Instructions for the task >> Print the data exactly as it is given, please.

Figure record listings
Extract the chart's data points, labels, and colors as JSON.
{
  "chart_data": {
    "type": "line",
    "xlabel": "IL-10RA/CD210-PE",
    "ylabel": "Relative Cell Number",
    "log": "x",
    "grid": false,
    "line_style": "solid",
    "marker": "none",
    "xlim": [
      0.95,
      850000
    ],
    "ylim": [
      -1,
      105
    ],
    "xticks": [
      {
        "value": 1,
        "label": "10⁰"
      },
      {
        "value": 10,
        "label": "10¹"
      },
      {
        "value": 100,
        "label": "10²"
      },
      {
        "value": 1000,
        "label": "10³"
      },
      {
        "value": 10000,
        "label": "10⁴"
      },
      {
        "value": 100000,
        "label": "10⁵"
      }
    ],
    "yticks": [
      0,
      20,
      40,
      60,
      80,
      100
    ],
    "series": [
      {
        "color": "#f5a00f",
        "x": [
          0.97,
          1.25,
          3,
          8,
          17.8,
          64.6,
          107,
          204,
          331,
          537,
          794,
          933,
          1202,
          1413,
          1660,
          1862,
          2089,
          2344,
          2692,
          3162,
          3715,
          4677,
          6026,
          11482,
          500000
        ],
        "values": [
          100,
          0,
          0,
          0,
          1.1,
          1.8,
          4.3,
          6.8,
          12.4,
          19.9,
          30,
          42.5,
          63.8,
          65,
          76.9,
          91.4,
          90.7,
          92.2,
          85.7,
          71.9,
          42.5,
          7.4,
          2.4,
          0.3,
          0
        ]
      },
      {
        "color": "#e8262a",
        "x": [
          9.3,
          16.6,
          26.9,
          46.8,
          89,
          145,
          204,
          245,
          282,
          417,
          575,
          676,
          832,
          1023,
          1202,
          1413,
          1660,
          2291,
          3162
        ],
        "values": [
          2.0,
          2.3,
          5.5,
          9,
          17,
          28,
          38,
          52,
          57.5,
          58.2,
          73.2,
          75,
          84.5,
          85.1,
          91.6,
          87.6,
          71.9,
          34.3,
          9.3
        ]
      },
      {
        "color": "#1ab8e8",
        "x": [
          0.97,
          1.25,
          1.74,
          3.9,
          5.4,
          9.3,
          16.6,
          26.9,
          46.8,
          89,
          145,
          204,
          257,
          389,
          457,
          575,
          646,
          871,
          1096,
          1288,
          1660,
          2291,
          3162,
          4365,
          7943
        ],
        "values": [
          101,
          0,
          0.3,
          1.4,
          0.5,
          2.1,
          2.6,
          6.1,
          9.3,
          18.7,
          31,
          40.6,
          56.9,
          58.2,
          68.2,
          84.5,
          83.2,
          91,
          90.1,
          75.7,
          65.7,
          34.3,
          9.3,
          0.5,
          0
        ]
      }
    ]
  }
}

Response below >>
Extract the chart's data points, labels, and colors as JSON.
{
  "chart_data": {
    "type": "line",
    "xlabel": "IL-10RA/CD210-PE",
    "ylabel": "Relative Cell Number",
    "log": "x",
    "grid": false,
    "line_style": "solid",
    "marker": "none",
    "xlim": [
      0.95,
      850000
    ],
    "ylim": [
      -1,
      105
    ],
    "xticks": [
      {
        "value": 1,
        "label": "10⁰"
      },
      {
        "value": 10,
        "label": "10¹"
      },
      {
        "value": 100,
        "label": "10²"
      },
      {
        "value": 1000,
        "label": "10³"
      },
      {
        "value": 10000,
        "label": "10⁴"
      },
      {
        "value": 100000,
        "label": "10⁵"
      }
    ],
    "yticks": [
      0,
      20,
      40,
      60,
      80,
      100
    ],
    "series": [
      {
        "color": "#f5a00f",
        "x": [
          0.97,
          1.25,
          3,
          8,
          17.8,
          64.6,
          107,
          204,
          331,
          537,
          794,
          933,
          1202,
          1413,
          1660,
          1862,
          2089,
          2344,
          2692,
          3162,
          3715,
          4677,
          6026,
          11482,
          500000
        ],
        "values": [
          100,
          0,
          0,
          0,
          1.1,
          1.8,
          4.3,
          6.8,
          12.4,
          19.9,
          30,
          42.5,
          63.8,
          65,
          76.9,
          91.4,
          90.7,
          92.2,
          85.7,
          71.9,
          42.5,
          7.4,
          2.4,
          0.3,
          0
        ]
      },
      {
        "color": "#e8262a",
        "x": [
          9.3,
          16.6,
          26.9,
          46.8,
          89,
          145,
          204,
          245,
          282,
          417,
          575,
          676,
          832,
          1023,
          1202,
          1413,
          1660,
          2291,
          3162
        ],
        "values": [
          2.0,
          2.3,
          5.5,
          9,
          17,
          28,
          38,
          52,
          57.5,
          58.2,
          73.2,
          75,
          84.5,
          85.1,
          91.6,
          87.6,
          71.9,
          34.3,
          9.3
        ]
      },
      {
        "color": "#1ab8e8",
        "x": [
          0.97,
          1.25,
          1.74,
          3.9,
          5.4,
          9.3,
          16.6,
          26.9,
          46.8,
          89,
          145,
          204,
          257,
          389,
          457,
          575,
          646,
          871,
          1096,
          1288,
          1660,
          2291,
          3162,
          4365,
          7943
        ],
        "values": [
          101,
          0,
          0.3,
          1.4,
          0.5,
          2.1,
          2.6,
          6.1,
          9.3,
          18.7,
          31,
          40.6,
          56.9,
          58.2,
          68.2,
          84.5,
          83.2,
          91,
          90.1,
          75.7,
          65.7,
          34.3,
          9.3,
          0.5,
          0
        ]
      }
    ]
  }
}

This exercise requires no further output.